**Directive**
Copy each line in which the string "closeup" occurs.

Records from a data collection
========================================

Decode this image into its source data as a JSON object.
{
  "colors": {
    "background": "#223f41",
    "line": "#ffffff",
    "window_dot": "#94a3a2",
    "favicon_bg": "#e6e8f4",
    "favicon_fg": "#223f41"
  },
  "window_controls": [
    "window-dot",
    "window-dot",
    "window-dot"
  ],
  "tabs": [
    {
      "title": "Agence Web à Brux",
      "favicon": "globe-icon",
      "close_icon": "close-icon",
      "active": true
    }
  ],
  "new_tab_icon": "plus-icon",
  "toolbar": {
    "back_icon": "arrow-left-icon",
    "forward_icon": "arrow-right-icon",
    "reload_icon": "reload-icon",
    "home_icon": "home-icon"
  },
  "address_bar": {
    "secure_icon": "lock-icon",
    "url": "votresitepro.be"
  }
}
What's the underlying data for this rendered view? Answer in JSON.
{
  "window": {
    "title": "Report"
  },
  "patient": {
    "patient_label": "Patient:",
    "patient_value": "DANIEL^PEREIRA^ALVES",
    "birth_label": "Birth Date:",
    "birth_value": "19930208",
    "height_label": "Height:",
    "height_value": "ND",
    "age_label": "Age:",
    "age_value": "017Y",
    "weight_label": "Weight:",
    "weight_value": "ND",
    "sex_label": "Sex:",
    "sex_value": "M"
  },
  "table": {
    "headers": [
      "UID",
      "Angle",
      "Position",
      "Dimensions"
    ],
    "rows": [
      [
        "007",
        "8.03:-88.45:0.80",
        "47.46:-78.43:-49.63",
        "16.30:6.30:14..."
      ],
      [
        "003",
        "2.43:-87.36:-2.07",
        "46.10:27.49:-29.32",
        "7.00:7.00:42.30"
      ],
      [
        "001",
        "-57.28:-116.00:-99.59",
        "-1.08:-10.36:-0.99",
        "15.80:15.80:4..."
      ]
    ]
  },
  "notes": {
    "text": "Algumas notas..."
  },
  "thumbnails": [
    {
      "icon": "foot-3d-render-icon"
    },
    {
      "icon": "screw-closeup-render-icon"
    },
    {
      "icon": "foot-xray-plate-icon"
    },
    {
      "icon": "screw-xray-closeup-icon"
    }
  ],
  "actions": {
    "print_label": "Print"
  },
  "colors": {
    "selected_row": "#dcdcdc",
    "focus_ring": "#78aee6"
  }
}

========================================

**Answer to the problem**
      "icon": "screw-closeup-render-icon"
      "icon": "screw-xray-closeup-icon"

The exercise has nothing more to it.